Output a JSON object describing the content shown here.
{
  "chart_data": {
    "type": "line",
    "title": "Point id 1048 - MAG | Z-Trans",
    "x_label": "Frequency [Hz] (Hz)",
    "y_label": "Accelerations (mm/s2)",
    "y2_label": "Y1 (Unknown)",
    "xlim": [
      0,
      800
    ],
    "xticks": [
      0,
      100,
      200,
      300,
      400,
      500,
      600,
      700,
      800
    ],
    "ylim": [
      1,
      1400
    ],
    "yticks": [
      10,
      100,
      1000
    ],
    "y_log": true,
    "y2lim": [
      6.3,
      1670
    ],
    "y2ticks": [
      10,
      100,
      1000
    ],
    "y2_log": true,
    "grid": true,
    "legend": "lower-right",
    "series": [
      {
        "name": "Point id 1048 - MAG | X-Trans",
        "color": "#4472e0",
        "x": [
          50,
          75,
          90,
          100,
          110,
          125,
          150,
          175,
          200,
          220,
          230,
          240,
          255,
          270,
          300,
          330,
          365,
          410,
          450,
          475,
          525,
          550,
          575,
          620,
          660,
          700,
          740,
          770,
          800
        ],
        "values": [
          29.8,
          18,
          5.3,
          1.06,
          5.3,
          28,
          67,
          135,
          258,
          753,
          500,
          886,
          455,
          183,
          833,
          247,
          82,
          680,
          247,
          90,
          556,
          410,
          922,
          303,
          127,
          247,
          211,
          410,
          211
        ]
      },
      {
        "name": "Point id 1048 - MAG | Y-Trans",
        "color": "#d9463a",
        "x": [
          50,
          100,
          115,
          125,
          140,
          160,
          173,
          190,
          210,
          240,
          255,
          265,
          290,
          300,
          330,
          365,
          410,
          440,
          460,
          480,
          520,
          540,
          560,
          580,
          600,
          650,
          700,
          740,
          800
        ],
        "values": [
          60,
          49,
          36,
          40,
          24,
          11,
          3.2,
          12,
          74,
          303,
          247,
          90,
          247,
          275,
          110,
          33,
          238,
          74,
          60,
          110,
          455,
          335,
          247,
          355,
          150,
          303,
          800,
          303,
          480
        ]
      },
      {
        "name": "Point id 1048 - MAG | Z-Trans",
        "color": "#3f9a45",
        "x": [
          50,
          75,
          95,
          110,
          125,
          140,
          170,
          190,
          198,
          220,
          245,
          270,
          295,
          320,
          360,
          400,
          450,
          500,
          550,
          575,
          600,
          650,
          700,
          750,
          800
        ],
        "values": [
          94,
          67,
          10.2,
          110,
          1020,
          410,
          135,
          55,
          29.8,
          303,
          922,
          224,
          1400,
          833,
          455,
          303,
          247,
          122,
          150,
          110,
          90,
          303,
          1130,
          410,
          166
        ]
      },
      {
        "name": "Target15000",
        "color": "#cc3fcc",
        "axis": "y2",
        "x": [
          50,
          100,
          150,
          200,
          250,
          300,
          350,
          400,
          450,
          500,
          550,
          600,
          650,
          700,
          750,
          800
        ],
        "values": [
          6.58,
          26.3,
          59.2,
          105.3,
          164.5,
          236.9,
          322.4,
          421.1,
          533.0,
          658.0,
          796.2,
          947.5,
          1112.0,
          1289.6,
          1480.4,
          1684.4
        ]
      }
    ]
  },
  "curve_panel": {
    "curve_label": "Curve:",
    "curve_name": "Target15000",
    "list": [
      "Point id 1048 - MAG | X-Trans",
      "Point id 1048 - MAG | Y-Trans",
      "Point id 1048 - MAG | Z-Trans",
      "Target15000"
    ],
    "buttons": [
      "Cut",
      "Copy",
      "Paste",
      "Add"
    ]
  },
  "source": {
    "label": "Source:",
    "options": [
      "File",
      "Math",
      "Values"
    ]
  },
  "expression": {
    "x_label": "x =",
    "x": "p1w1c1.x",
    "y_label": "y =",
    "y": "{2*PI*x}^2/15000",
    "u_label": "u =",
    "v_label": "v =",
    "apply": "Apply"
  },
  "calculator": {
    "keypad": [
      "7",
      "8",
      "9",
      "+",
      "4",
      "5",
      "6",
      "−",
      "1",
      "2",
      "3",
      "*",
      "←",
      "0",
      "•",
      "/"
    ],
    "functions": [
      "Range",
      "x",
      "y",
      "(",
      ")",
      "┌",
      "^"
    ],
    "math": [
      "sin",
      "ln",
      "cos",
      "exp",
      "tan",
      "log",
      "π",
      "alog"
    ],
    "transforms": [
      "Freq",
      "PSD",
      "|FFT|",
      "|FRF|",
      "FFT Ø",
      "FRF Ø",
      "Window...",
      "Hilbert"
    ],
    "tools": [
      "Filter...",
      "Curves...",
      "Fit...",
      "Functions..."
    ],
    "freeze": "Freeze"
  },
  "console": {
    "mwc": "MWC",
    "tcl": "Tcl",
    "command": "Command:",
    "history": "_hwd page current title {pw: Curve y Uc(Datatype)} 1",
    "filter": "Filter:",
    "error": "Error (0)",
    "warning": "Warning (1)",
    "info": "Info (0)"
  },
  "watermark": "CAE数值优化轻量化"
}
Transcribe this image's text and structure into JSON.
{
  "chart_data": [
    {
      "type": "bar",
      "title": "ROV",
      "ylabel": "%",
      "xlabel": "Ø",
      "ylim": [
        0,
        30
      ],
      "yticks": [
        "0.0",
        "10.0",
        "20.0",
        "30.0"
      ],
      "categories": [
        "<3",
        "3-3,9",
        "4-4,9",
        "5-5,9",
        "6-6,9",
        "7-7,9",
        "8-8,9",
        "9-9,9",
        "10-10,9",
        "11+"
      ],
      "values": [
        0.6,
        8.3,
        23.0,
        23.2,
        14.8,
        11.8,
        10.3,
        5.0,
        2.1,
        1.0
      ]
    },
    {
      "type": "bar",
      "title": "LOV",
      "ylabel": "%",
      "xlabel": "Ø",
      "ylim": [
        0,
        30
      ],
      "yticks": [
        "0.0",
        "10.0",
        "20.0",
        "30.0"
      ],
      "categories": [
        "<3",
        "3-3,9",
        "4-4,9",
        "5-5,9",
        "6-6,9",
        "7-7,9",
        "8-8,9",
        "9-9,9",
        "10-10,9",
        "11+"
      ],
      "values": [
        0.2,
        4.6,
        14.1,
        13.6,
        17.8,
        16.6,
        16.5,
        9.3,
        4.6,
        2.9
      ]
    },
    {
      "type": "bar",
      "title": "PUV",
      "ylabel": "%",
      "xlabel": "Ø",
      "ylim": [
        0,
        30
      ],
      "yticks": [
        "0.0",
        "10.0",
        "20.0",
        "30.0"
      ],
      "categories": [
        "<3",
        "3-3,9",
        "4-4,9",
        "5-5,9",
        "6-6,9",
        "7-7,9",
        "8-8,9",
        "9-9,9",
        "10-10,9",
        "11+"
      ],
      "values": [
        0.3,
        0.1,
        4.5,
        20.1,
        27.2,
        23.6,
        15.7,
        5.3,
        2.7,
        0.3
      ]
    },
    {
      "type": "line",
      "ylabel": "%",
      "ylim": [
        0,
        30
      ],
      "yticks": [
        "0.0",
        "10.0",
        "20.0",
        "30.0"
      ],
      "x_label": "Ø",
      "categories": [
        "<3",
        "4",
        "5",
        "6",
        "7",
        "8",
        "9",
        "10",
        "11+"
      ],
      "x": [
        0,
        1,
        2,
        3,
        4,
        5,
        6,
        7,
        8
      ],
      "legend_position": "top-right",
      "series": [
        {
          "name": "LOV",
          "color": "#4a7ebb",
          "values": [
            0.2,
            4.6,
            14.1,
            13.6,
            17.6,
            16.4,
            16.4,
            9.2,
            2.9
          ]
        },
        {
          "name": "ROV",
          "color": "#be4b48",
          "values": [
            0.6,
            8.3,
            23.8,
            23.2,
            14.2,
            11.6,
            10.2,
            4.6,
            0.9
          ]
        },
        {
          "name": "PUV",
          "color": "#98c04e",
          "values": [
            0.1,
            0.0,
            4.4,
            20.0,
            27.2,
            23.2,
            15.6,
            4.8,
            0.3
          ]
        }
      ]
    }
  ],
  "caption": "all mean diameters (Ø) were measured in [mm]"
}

◆ ◆ ◆ ◆ ◆ ◆ ◆

**AIM**
Take each line of the material that contains the word "JSON" and list it.

**COMPLETE OUTPUT**
Output a JSON object describing the content shown here.
Transcribe this image's text and structure into JSON.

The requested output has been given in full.